Records contained in a dataset
········
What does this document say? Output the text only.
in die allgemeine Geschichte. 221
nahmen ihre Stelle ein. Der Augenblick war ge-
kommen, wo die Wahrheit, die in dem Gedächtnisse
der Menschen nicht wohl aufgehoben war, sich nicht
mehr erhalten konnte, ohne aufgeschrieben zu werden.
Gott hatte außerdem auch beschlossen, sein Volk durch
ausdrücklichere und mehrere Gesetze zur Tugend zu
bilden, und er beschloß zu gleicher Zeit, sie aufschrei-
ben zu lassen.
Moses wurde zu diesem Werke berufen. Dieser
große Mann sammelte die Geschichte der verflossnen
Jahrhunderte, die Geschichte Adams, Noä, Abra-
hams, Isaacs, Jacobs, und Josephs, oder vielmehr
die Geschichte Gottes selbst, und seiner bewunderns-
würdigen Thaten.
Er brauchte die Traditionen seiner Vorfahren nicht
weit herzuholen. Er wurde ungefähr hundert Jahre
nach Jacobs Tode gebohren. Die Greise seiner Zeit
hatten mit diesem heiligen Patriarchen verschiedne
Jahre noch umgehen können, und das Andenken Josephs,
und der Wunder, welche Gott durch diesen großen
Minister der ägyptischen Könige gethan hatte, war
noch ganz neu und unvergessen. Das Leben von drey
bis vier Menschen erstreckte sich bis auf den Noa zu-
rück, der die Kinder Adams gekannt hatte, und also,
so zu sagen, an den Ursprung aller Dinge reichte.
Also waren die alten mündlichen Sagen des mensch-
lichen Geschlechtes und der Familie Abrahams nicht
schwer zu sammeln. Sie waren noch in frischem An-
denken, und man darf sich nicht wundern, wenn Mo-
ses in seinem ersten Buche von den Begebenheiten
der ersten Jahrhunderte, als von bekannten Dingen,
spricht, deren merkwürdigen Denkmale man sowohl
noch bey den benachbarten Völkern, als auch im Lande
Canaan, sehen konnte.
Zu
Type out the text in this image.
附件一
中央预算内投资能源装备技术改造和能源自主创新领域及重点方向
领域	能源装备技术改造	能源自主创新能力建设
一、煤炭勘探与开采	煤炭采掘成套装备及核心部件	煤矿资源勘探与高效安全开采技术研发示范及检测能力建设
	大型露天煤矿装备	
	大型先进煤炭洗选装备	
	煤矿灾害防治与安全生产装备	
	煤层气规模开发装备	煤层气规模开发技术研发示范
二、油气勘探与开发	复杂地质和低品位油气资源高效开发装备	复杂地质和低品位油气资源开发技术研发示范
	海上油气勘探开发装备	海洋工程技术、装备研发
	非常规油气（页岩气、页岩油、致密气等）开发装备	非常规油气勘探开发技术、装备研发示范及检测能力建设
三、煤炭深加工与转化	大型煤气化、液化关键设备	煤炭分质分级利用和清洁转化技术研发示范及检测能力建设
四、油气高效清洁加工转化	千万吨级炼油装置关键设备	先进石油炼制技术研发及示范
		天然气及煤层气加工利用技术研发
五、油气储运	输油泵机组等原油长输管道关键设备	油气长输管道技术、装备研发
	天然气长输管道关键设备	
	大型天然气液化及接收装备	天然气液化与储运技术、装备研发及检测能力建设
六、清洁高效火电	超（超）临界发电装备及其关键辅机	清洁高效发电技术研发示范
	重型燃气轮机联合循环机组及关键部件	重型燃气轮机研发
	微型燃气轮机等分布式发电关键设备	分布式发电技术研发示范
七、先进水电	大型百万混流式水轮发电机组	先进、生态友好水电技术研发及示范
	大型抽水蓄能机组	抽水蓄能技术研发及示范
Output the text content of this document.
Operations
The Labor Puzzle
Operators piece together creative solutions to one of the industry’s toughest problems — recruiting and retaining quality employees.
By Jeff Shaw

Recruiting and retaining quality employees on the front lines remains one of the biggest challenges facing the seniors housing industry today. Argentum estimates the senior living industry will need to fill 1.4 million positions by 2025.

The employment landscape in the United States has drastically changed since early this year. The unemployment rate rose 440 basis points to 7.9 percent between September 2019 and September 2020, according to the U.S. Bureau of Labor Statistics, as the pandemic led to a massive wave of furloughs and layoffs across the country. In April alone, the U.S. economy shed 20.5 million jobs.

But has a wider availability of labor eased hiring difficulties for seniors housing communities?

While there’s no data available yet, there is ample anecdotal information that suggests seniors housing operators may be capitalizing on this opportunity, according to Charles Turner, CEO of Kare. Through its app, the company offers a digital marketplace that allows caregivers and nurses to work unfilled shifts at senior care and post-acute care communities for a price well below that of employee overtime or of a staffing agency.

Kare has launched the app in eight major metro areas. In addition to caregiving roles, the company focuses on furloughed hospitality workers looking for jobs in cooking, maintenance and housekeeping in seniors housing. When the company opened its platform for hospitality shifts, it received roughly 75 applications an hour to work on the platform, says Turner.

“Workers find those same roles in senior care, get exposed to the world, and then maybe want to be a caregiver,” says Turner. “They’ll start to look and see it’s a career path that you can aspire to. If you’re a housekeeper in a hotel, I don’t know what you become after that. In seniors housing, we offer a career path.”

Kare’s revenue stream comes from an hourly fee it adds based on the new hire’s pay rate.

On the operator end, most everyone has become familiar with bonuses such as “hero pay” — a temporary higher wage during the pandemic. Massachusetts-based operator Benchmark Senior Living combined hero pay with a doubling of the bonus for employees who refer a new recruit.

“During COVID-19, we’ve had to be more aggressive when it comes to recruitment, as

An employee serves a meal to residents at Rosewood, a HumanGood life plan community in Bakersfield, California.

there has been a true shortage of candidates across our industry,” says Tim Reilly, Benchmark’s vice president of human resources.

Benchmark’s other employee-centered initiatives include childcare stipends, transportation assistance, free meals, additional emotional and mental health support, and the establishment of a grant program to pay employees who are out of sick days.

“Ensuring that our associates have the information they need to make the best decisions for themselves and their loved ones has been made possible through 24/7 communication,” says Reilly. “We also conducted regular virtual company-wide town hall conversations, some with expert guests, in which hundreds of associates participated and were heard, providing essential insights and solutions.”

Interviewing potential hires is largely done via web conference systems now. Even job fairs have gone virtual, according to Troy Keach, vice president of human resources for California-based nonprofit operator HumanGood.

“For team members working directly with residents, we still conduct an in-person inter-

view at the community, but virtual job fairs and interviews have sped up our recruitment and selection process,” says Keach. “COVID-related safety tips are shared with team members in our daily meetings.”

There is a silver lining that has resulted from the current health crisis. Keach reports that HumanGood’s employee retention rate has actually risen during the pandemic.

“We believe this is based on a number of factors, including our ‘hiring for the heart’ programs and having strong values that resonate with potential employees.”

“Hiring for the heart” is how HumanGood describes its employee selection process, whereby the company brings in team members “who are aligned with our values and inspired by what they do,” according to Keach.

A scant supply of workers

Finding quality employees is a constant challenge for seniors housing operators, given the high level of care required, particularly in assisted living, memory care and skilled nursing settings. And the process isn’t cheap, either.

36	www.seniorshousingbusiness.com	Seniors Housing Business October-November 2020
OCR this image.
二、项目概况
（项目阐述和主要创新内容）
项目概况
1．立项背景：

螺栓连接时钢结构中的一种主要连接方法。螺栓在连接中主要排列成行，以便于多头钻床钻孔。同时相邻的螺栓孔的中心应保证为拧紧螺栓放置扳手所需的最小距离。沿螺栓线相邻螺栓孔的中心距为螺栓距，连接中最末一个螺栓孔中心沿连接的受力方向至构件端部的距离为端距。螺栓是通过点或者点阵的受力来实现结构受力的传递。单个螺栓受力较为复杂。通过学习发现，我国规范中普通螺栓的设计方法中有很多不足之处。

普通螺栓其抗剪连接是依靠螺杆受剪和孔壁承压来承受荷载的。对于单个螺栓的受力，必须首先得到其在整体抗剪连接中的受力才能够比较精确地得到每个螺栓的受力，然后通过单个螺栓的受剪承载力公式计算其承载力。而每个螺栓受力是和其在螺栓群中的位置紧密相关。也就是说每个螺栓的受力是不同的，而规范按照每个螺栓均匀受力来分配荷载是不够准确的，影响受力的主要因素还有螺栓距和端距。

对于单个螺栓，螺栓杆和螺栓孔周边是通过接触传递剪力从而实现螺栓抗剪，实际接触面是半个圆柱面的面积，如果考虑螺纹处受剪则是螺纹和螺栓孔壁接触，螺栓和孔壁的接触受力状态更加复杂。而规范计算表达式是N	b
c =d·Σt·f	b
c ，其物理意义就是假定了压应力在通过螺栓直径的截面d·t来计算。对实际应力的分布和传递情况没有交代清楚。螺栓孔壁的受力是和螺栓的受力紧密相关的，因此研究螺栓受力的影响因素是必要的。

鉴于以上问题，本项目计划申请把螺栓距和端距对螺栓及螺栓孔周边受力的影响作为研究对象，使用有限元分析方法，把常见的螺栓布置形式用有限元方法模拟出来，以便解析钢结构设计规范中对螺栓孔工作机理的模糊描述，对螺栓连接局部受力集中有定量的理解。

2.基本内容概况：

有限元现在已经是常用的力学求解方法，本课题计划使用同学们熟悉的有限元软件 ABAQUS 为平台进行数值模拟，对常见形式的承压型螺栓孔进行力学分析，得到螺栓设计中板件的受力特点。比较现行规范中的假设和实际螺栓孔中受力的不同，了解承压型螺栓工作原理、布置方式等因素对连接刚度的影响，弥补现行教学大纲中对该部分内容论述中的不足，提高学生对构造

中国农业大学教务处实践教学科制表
········
* Directions for this task:
Only the lines from the one containing "OCR this image." through the end of the material should be reproduced, exactly, with both ends included.

* Reply to the task:
OCR this image.
二、项目概况
（项目阐述和主要创新内容）
项目概况
1．立项背景：

螺栓连接时钢结构中的一种主要连接方法。螺栓在连接中主要排列成行，以便于多头钻床钻孔。同时相邻的螺栓孔的中心应保证为拧紧螺栓放置扳手所需的最小距离。沿螺栓线相邻螺栓孔的中心距为螺栓距，连接中最末一个螺栓孔中心沿连接的受力方向至构件端部的距离为端距。螺栓是通过点或者点阵的受力来实现结构受力的传递。单个螺栓受力较为复杂。通过学习发现，我国规范中普通螺栓的设计方法中有很多不足之处。

普通螺栓其抗剪连接是依靠螺杆受剪和孔壁承压来承受荷载的。对于单个螺栓的受力，必须首先得到其在整体抗剪连接中的受力才能够比较精确地得到每个螺栓的受力，然后通过单个螺栓的受剪承载力公式计算其承载力。而每个螺栓受力是和其在螺栓群中的位置紧密相关。也就是说每个螺栓的受力是不同的，而规范按照每个螺栓均匀受力来分配荷载是不够准确的，影响受力的主要因素还有螺栓距和端距。

对于单个螺栓，螺栓杆和螺栓孔周边是通过接触传递剪力从而实现螺栓抗剪，实际接触面是半个圆柱面的面积，如果考虑螺纹处受剪则是螺纹和螺栓孔壁接触，螺栓和孔壁的接触受力状态更加复杂。而规范计算表达式是N	b
c =d·Σt·f	b
c ，其物理意义就是假定了压应力在通过螺栓直径的截面d·t来计算。对实际应力的分布和传递情况没有交代清楚。螺栓孔壁的受力是和螺栓的受力紧密相关的，因此研究螺栓受力的影响因素是必要的。

鉴于以上问题，本项目计划申请把螺栓距和端距对螺栓及螺栓孔周边受力的影响作为研究对象，使用有限元分析方法，把常见的螺栓布置形式用有限元方法模拟出来，以便解析钢结构设计规范中对螺栓孔工作机理的模糊描述，对螺栓连接局部受力集中有定量的理解。

2.基本内容概况：

有限元现在已经是常用的力学求解方法，本课题计划使用同学们熟悉的有限元软件 ABAQUS 为平台进行数值模拟，对常见形式的承压型螺栓孔进行力学分析，得到螺栓设计中板件的受力特点。比较现行规范中的假设和实际螺栓孔中受力的不同，了解承压型螺栓工作原理、布置方式等因素对连接刚度的影响，弥补现行教学大纲中对该部分内容论述中的不足，提高学生对构造

中国农业大学教务处实践教学科制表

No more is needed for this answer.